**Given instruction:** Reproduce the entire listing word for word.

^^^^^^^^^^^^^^^^

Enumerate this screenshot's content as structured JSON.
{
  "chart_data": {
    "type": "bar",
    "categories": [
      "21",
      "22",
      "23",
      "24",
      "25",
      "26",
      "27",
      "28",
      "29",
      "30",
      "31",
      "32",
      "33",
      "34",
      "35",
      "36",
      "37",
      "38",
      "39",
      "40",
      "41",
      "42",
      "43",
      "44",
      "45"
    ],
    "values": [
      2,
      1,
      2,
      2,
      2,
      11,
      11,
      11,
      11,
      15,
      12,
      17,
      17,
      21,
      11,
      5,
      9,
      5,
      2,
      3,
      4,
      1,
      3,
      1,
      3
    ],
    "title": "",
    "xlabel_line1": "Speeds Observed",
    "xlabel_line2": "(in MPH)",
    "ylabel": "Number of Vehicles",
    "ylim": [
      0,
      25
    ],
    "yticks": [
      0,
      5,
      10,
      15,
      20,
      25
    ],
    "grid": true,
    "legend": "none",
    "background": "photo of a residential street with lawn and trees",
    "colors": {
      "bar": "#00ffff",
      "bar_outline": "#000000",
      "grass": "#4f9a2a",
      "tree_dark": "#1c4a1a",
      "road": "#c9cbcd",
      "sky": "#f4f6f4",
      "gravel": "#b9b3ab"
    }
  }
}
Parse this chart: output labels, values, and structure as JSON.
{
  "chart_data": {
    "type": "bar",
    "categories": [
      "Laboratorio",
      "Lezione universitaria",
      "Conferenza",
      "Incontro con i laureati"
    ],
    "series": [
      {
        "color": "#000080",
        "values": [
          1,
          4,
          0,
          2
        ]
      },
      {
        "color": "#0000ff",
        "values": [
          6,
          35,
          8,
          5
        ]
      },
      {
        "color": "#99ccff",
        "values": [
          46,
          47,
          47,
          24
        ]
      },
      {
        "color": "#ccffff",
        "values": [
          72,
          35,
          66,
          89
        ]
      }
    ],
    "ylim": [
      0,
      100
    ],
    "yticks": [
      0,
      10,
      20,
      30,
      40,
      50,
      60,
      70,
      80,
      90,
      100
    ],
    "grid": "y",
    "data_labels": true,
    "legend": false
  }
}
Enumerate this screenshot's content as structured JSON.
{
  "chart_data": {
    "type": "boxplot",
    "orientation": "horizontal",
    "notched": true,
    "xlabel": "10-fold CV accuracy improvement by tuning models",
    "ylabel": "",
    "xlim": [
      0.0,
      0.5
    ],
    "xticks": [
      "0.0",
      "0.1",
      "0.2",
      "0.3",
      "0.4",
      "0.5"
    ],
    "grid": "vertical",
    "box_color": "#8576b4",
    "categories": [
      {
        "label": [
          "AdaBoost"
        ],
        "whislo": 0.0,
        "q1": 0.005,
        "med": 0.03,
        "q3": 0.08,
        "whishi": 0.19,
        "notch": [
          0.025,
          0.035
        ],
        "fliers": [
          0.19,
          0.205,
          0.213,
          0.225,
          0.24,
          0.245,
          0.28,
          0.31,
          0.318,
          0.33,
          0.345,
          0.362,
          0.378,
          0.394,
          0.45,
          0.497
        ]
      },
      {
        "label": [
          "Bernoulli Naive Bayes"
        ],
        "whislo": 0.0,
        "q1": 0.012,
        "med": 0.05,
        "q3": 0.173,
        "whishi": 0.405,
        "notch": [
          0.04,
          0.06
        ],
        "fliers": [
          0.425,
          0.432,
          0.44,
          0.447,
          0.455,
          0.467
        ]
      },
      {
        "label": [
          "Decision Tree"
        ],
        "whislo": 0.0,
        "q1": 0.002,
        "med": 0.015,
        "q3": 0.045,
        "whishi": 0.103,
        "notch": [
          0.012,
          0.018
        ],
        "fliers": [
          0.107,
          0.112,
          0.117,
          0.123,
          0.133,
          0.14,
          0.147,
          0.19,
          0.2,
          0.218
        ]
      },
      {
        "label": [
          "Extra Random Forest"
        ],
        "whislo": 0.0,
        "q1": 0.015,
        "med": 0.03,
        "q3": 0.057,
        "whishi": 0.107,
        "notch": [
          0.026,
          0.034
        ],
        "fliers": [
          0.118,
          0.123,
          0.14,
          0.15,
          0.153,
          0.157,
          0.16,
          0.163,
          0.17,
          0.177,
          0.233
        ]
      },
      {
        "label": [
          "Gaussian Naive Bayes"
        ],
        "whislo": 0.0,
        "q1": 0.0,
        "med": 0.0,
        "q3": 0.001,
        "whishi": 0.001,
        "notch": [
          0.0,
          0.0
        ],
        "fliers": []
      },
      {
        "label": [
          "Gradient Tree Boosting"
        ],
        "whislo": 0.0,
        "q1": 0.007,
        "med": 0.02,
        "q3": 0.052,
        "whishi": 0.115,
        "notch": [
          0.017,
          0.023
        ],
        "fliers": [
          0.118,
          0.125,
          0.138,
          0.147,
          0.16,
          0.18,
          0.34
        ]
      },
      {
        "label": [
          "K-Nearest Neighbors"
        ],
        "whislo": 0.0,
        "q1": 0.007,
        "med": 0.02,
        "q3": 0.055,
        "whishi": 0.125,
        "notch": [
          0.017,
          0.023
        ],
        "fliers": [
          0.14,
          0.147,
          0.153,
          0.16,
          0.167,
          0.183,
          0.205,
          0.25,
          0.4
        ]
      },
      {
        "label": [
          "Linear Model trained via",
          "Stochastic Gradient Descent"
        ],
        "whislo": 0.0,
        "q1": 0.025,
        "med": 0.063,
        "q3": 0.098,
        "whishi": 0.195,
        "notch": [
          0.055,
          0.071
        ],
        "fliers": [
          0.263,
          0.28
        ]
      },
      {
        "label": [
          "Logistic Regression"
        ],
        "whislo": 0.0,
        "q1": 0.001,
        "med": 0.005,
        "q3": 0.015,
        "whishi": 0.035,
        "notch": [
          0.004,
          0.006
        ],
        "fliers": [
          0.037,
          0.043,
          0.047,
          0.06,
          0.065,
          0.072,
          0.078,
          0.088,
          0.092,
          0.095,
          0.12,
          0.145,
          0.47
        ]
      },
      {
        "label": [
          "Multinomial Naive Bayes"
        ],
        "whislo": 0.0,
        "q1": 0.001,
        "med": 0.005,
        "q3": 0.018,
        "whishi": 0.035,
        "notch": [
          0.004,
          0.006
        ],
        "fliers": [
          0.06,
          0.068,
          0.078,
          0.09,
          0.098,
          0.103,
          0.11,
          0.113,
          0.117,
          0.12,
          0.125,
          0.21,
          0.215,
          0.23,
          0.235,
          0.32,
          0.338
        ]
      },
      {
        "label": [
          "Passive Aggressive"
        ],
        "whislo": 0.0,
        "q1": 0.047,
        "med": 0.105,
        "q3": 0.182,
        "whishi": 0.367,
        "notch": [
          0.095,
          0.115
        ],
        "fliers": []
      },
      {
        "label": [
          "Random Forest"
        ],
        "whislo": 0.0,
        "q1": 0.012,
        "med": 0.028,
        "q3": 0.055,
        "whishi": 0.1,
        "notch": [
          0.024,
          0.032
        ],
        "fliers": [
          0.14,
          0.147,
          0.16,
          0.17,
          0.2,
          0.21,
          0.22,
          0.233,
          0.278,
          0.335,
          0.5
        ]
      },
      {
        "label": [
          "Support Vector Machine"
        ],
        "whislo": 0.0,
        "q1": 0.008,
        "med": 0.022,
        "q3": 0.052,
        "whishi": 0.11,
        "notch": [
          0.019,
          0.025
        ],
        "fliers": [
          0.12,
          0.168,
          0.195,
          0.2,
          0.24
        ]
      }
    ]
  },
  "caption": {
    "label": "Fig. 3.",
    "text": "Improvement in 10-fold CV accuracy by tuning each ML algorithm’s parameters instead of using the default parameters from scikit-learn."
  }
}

^^^^^^^^^^^^^^^^

**Exercise output:**
Enumerate this screenshot's content as structured JSON.
{
  "chart_data": {
    "type": "bar",
    "categories": [
      "21",
      "22",
      "23",
      "24",
      "25",
      "26",
      "27",
      "28",
      "29",
      "30",
      "31",
      "32",
      "33",
      "34",
      "35",
      "36",
      "37",
      "38",
      "39",
      "40",
      "41",
      "42",
      "43",
      "44",
      "45"
    ],
    "values": [
      2,
      1,
      2,
      2,
      2,
      11,
      11,
      11,
      11,
      15,
      12,
      17,
      17,
      21,
      11,
      5,
      9,
      5,
      2,
      3,
      4,
      1,
      3,
      1,
      3
    ],
    "title": "",
    "xlabel_line1": "Speeds Observed",
    "xlabel_line2": "(in MPH)",
    "ylabel": "Number of Vehicles",
    "ylim": [
      0,
      25
    ],
    "yticks": [
      0,
      5,
      10,
      15,
      20,
      25
    ],
    "grid": true,
    "legend": "none",
    "background": "photo of a residential street with lawn and trees",
    "colors": {
      "bar": "#00ffff",
      "bar_outline": "#000000",
      "grass": "#4f9a2a",
      "tree_dark": "#1c4a1a",
      "road": "#c9cbcd",
      "sky": "#f4f6f4",
      "gravel": "#b9b3ab"
    }
  }
}
Parse this chart: output labels, values, and structure as JSON.
{
  "chart_data": {
    "type": "bar",
    "categories": [
      "Laboratorio",
      "Lezione universitaria",
      "Conferenza",
      "Incontro con i laureati"
    ],
    "series": [
      {
        "color": "#000080",
        "values": [
          1,
          4,
          0,
          2
        ]
      },
      {
        "color": "#0000ff",
        "values": [
          6,
          35,
          8,
          5
        ]
      },
      {
        "color": "#99ccff",
        "values": [
          46,
          47,
          47,
          24
        ]
      },
      {
        "color": "#ccffff",
        "values": [
          72,
          35,
          66,
          89
        ]
      }
    ],
    "ylim": [
      0,
      100
    ],
    "yticks": [
      0,
      10,
      20,
      30,
      40,
      50,
      60,
      70,
      80,
      90,
      100
    ],
    "grid": "y",
    "data_labels": true,
    "legend": false
  }
}
Enumerate this screenshot's content as structured JSON.
{
  "chart_data": {
    "type": "boxplot",
    "orientation": "horizontal",
    "notched": true,
    "xlabel": "10-fold CV accuracy improvement by tuning models",
    "ylabel": "",
    "xlim": [
      0.0,
      0.5
    ],
    "xticks": [
      "0.0",
      "0.1",
      "0.2",
      "0.3",
      "0.4",
      "0.5"
    ],
    "grid": "vertical",
    "box_color": "#8576b4",
    "categories": [
      {
        "label": [
          "AdaBoost"
        ],
        "whislo": 0.0,
        "q1": 0.005,
        "med": 0.03,
        "q3": 0.08,
        "whishi": 0.19,
        "notch": [
          0.025,
          0.035
        ],
        "fliers": [
          0.19,
          0.205,
          0.213,
          0.225,
          0.24,
          0.245,
          0.28,
          0.31,
          0.318,
          0.33,
          0.345,
          0.362,
          0.378,
          0.394,
          0.45,
          0.497
        ]
      },
      {
        "label": [
          "Bernoulli Naive Bayes"
        ],
        "whislo": 0.0,
        "q1": 0.012,
        "med": 0.05,
        "q3": 0.173,
        "whishi": 0.405,
        "notch": [
          0.04,
          0.06
        ],
        "fliers": [
          0.425,
          0.432,
          0.44,
          0.447,
          0.455,
          0.467
        ]
      },
      {
        "label": [
          "Decision Tree"
        ],
        "whislo": 0.0,
        "q1": 0.002,
        "med": 0.015,
        "q3": 0.045,
        "whishi": 0.103,
        "notch": [
          0.012,
          0.018
        ],
        "fliers": [
          0.107,
          0.112,
          0.117,
          0.123,
          0.133,
          0.14,
          0.147,
          0.19,
          0.2,
          0.218
        ]
      },
      {
        "label": [
          "Extra Random Forest"
        ],
        "whislo": 0.0,
        "q1": 0.015,
        "med": 0.03,
        "q3": 0.057,
        "whishi": 0.107,
        "notch": [
          0.026,
          0.034
        ],
        "fliers": [
          0.118,
          0.123,
          0.14,
          0.15,
          0.153,
          0.157,
          0.16,
          0.163,
          0.17,
          0.177,
          0.233
        ]
      },
      {
        "label": [
          "Gaussian Naive Bayes"
        ],
        "whislo": 0.0,
        "q1": 0.0,
        "med": 0.0,
        "q3": 0.001,
        "whishi": 0.001,
        "notch": [
          0.0,
          0.0
        ],
        "fliers": []
      },
      {
        "label": [
          "Gradient Tree Boosting"
        ],
        "whislo": 0.0,
        "q1": 0.007,
        "med": 0.02,
        "q3": 0.052,
        "whishi": 0.115,
        "notch": [
          0.017,
          0.023
        ],
        "fliers": [
          0.118,
          0.125,
          0.138,
          0.147,
          0.16,
          0.18,
          0.34
        ]
      },
      {
        "label": [
          "K-Nearest Neighbors"
        ],
        "whislo": 0.0,
        "q1": 0.007,
        "med": 0.02,
        "q3": 0.055,
        "whishi": 0.125,
        "notch": [
          0.017,
          0.023
        ],
        "fliers": [
          0.14,
          0.147,
          0.153,
          0.16,
          0.167,
          0.183,
          0.205,
          0.25,
          0.4
        ]
      },
      {
        "label": [
          "Linear Model trained via",
          "Stochastic Gradient Descent"
        ],
        "whislo": 0.0,
        "q1": 0.025,
        "med": 0.063,
        "q3": 0.098,
        "whishi": 0.195,
        "notch": [
          0.055,
          0.071
        ],
        "fliers": [
          0.263,
          0.28
        ]
      },
      {
        "label": [
          "Logistic Regression"
        ],
        "whislo": 0.0,
        "q1": 0.001,
        "med": 0.005,
        "q3": 0.015,
        "whishi": 0.035,
        "notch": [
          0.004,
          0.006
        ],
        "fliers": [
          0.037,
          0.043,
          0.047,
          0.06,
          0.065,
          0.072,
          0.078,
          0.088,
          0.092,
          0.095,
          0.12,
          0.145,
          0.47
        ]
      },
      {
        "label": [
          "Multinomial Naive Bayes"
        ],
        "whislo": 0.0,
        "q1": 0.001,
        "med": 0.005,
        "q3": 0.018,
        "whishi": 0.035,
        "notch": [
          0.004,
          0.006
        ],
        "fliers": [
          0.06,
          0.068,
          0.078,
          0.09,
          0.098,
          0.103,
          0.11,
          0.113,
          0.117,
          0.12,
          0.125,
          0.21,
          0.215,
          0.23,
          0.235,
          0.32,
          0.338
        ]
      },
      {
        "label": [
          "Passive Aggressive"
        ],
        "whislo": 0.0,
        "q1": 0.047,
        "med": 0.105,
        "q3": 0.182,
        "whishi": 0.367,
        "notch": [
          0.095,
          0.115
        ],
        "fliers": []
      },
      {
        "label": [
          "Random Forest"
        ],
        "whislo": 0.0,
        "q1": 0.012,
        "med": 0.028,
        "q3": 0.055,
        "whishi": 0.1,
        "notch": [
          0.024,
          0.032
        ],
        "fliers": [
          0.14,
          0.147,
          0.16,
          0.17,
          0.2,
          0.21,
          0.22,
          0.233,
          0.278,
          0.335,
          0.5
        ]
      },
      {
        "label": [
          "Support Vector Machine"
        ],
        "whislo": 0.0,
        "q1": 0.008,
        "med": 0.022,
        "q3": 0.052,
        "whishi": 0.11,
        "notch": [
          0.019,
          0.025
        ],
        "fliers": [
          0.12,
          0.168,
          0.195,
          0.2,
          0.24
        ]
      }
    ]
  },
  "caption": {
    "label": "Fig. 3.",
    "text": "Improvement in 10-fold CV accuracy by tuning each ML algorithm’s parameters instead of using the default parameters from scikit-learn."
  }
}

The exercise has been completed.